--- START DATA SHOWN ---

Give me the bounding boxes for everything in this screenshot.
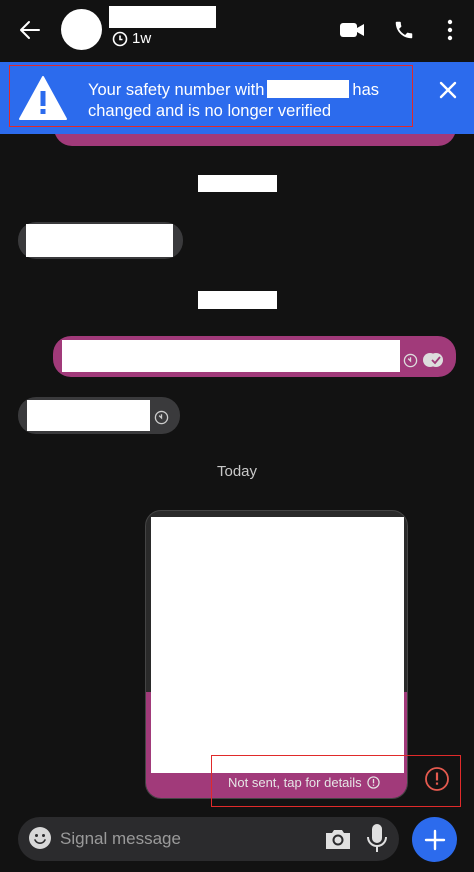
message-text-redacted (27, 400, 150, 431)
overflow-menu-icon[interactable] (434, 14, 466, 46)
disappearing-timer-value: 1w (132, 30, 152, 47)
info-icon (367, 776, 380, 789)
plus-icon (424, 829, 445, 850)
timer-icon (112, 31, 128, 46)
warning-icon (19, 76, 67, 120)
date-divider-today: Today (216, 463, 258, 480)
attachment-add-button[interactable] (412, 817, 457, 862)
error-alert-icon[interactable] (424, 766, 450, 792)
back-arrow-icon[interactable] (12, 14, 48, 46)
phone-call-icon[interactable] (388, 14, 420, 46)
conversation-header: 1w (0, 0, 474, 62)
close-icon[interactable] (432, 74, 464, 106)
contact-name-redacted[interactable] (109, 6, 216, 28)
avatar[interactable] (61, 9, 102, 50)
not-sent-status[interactable]: Not sent, tap for details (228, 775, 380, 790)
disappearing-timer: 1w (112, 30, 151, 47)
date-divider-redacted (198, 291, 277, 309)
date-divider-redacted (198, 175, 277, 192)
camera-icon[interactable] (323, 824, 353, 854)
timer-icon (403, 353, 418, 368)
media-image-redacted[interactable] (151, 517, 404, 773)
message-input[interactable] (60, 824, 310, 854)
safety-number-message[interactable]: Your safety number with has changed and i… (88, 80, 408, 122)
message-text-redacted (62, 340, 400, 372)
emoji-icon[interactable] (28, 826, 52, 850)
delivered-checks-icon (423, 353, 443, 367)
microphone-icon[interactable] (365, 822, 389, 856)
message-text-redacted (26, 224, 173, 257)
video-call-icon[interactable] (336, 14, 368, 46)
contact-name-redacted (267, 80, 350, 98)
timer-icon (154, 410, 169, 425)
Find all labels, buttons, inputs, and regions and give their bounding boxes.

--- END DATA SHOWN ---

**TASK REQUIREMENTS**
Convert the records into a JSON list of strings with one string per line, leaving out blank lines and the pictures.

**THE OUTPUT**
[
  "Give me the bounding boxes for everything in this screenshot.",
  "message-text-redacted (27, 400, 150, 431)",
  "overflow-menu-icon[interactable] (434, 14, 466, 46)",
  "disappearing-timer-value: 1w (132, 30, 152, 47)",
  "info-icon (367, 776, 380, 789)",
  "plus-icon (424, 829, 445, 850)",
  "timer-icon (112, 31, 128, 46)",
  "warning-icon (19, 76, 67, 120)",
  "date-divider-today: Today (216, 463, 258, 480)",
  "attachment-add-button[interactable] (412, 817, 457, 862)",
  "error-alert-icon[interactable] (424, 766, 450, 792)",
  "back-arrow-icon[interactable] (12, 14, 48, 46)",
  "phone-call-icon[interactable] (388, 14, 420, 46)",
  "conversation-header: 1w (0, 0, 474, 62)",
  "close-icon[interactable] (432, 74, 464, 106)",
  "contact-name-redacted[interactable] (109, 6, 216, 28)",
  "avatar[interactable] (61, 9, 102, 50)",
  "not-sent-status[interactable]: Not sent, tap for details (228, 775, 380, 790)",
  "disappearing-timer: 1w (112, 30, 151, 47)",
  "date-divider-redacted (198, 291, 277, 309)",
  "date-divider-redacted (198, 175, 277, 192)",
  "camera-icon[interactable] (323, 824, 353, 854)",
  "timer-icon (403, 353, 418, 368)",
  "media-image-redacted[interactable] (151, 517, 404, 773)",
  "message-input[interactable] (60, 824, 310, 854)",
  "safety-number-message[interactable]: Your safety number with has changed and i… (88, 80, 408, 122)",
  "message-text-redacted (62, 340, 400, 372)",
  "emoji-icon[interactable] (28, 826, 52, 850)",
  "delivered-checks-icon (423, 353, 443, 367)",
  "microphone-icon[interactable] (365, 822, 389, 856)",
  "message-text-redacted (26, 224, 173, 257)",
  "video-call-icon[interactable] (336, 14, 368, 46)",
  "contact-name-redacted (267, 80, 350, 98)",
  "timer-icon (154, 410, 169, 425)",
  "Find all labels, buttons, inputs, and regions and give their bounding boxes."
]